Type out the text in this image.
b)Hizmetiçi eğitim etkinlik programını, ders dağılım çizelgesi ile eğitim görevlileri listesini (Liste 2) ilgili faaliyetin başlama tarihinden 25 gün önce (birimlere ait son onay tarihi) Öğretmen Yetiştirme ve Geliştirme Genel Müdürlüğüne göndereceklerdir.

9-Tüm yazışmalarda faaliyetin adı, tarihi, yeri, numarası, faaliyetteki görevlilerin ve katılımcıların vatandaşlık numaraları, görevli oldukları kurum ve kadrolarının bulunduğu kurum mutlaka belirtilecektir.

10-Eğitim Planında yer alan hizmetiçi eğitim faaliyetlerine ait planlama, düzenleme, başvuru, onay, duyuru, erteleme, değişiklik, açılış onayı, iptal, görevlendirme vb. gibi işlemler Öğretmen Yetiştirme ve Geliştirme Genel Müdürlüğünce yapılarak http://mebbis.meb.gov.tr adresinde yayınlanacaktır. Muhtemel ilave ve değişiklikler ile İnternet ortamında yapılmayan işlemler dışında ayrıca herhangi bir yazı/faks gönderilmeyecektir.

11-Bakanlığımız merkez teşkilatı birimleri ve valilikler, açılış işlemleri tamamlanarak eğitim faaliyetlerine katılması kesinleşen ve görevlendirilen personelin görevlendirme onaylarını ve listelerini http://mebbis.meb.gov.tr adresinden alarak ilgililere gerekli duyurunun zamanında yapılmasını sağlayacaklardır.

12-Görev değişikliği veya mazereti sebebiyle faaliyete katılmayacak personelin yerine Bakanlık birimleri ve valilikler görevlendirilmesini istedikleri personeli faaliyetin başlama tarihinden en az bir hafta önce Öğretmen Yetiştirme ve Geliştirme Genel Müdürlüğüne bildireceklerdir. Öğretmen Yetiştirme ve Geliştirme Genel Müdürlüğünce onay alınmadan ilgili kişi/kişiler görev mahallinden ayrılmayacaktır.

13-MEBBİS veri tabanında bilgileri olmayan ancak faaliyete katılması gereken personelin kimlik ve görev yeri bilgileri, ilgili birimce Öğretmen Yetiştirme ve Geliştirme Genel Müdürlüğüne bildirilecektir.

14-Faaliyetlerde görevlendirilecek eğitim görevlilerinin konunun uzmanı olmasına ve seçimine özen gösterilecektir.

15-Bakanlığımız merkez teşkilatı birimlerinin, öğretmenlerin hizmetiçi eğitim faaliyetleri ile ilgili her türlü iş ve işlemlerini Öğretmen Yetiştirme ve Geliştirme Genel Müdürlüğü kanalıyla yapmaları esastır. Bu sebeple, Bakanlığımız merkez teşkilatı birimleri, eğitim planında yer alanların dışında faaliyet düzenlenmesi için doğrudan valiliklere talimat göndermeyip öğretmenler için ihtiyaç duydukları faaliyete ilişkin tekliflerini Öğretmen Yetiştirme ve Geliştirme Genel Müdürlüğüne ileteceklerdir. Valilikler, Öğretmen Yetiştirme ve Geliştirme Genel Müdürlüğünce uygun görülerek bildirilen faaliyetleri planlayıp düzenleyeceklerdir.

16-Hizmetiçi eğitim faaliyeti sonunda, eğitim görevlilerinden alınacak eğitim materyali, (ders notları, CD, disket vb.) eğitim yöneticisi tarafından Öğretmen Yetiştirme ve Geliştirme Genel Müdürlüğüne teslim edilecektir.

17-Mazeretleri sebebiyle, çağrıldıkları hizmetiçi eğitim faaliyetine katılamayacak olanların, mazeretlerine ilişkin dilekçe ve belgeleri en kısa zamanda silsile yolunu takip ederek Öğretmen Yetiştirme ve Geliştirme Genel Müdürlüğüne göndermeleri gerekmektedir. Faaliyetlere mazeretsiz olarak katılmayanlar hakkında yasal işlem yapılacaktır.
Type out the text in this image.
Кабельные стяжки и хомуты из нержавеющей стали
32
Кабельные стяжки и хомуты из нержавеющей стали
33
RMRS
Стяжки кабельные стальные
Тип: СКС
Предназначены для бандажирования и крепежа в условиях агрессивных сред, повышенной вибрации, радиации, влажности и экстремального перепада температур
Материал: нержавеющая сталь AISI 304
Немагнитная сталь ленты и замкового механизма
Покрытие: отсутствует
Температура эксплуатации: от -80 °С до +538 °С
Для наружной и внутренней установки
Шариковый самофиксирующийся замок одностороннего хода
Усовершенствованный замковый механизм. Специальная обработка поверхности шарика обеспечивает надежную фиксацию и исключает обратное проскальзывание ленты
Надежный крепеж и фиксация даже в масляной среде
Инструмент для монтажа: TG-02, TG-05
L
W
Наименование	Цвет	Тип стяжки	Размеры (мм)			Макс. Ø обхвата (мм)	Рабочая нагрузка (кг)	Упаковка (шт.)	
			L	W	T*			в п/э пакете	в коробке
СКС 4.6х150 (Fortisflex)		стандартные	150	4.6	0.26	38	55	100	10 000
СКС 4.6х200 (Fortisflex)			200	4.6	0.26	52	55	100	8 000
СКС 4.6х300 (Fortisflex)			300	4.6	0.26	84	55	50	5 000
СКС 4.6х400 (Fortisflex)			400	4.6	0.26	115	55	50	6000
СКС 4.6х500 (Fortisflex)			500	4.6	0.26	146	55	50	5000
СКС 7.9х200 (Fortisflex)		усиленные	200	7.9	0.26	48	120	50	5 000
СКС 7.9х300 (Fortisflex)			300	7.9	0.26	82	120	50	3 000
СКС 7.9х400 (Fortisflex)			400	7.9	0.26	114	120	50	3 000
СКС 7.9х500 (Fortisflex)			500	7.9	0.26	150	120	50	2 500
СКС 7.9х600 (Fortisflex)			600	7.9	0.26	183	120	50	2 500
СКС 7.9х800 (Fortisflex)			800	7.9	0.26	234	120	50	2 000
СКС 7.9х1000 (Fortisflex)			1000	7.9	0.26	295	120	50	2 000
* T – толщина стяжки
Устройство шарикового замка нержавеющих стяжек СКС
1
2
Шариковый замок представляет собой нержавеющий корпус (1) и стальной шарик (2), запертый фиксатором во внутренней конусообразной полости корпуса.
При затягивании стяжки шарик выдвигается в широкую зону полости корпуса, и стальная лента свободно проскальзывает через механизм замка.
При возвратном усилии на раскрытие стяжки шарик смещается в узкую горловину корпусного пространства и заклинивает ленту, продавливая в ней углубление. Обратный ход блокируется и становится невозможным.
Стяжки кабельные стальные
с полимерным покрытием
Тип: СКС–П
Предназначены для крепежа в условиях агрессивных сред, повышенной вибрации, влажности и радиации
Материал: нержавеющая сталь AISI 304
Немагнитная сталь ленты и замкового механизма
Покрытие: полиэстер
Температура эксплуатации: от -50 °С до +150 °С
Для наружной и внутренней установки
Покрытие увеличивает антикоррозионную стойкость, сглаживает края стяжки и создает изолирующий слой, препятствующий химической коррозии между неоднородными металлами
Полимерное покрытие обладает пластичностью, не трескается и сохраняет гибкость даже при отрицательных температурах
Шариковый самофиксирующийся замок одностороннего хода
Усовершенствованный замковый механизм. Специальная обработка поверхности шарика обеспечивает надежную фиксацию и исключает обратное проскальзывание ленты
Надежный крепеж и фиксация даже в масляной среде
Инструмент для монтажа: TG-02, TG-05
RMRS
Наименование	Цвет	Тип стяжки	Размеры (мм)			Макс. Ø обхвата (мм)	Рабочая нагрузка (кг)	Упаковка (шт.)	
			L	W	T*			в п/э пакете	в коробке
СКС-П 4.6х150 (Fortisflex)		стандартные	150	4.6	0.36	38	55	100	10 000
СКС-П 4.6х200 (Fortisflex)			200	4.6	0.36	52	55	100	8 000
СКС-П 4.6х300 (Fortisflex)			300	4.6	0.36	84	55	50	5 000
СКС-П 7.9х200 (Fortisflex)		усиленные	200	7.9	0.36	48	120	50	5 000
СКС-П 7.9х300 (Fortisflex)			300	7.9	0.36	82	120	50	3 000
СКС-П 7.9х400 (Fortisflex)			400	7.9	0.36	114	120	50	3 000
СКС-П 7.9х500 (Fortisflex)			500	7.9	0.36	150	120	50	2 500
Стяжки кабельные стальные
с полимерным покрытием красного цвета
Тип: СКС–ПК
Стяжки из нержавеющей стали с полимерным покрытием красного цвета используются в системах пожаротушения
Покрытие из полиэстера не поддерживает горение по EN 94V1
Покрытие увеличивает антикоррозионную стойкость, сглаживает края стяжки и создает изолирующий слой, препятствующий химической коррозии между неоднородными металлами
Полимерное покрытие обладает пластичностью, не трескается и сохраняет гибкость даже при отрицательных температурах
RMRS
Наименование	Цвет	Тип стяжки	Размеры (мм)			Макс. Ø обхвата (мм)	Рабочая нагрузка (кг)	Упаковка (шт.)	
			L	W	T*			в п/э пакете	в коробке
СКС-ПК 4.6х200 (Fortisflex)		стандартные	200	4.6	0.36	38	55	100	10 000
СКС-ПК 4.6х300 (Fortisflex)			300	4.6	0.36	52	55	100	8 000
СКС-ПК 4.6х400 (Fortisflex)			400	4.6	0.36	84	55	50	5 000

### What to produce
In the entries above, identify every line with the string "başlama".

### Response to the exercise
b)Hizmetiçi eğitim etkinlik programını, ders dağılım çizelgesi ile eğitim görevlileri listesini (Liste 2) ilgili faaliyetin başlama tarihinden 25 gün önce (birimlere ait son onay tarihi) Öğretmen Yetiştirme ve Geliştirme Genel Müdürlüğüne göndereceklerdir.
12-Görev değişikliği veya mazereti sebebiyle faaliyete katılmayacak personelin yerine Bakanlık birimleri ve valilikler görevlendirilmesini istedikleri personeli faaliyetin başlama tarihinden en az bir hafta önce Öğretmen Yetiştirme ve Geliştirme Genel Müdürlüğüne bildireceklerdir. Öğretmen Yetiştirme ve Geliştirme Genel Müdürlüğünce onay alınmadan ilgili kişi/kişiler görev mahallinden ayrılmayacaktır.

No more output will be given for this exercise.